- **TASK GOAL**:
Extract the full set of records, then give each one again exactly.

- **RECORDS**:
★ ★ ★ ★
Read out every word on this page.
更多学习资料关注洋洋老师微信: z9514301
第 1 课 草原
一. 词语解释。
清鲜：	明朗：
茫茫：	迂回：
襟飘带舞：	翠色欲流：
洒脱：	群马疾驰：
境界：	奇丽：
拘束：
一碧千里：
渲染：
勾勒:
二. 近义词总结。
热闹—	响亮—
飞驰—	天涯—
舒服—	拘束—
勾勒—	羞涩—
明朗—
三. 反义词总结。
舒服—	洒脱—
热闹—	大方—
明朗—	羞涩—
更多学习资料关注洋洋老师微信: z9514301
★ ★ ★ ★
- **COMPLETED EXERCISE**:
Read out every word on this page.
更多学习资料关注洋洋老师微信: z9514301
第 1 课 草原
一. 词语解释。
清鲜：	明朗：
茫茫：	迂回：
襟飘带舞：	翠色欲流：
洒脱：	群马疾驰：
境界：	奇丽：
拘束：
一碧千里：
渲染：
勾勒:
二. 近义词总结。
热闹—	响亮—
飞驰—	天涯—
舒服—	拘束—
勾勒—	羞涩—
明朗—
三. 反义词总结。
舒服—	洒脱—
热闹—	大方—
明朗—	羞涩—
更多学习资料关注洋洋老师微信: z9514301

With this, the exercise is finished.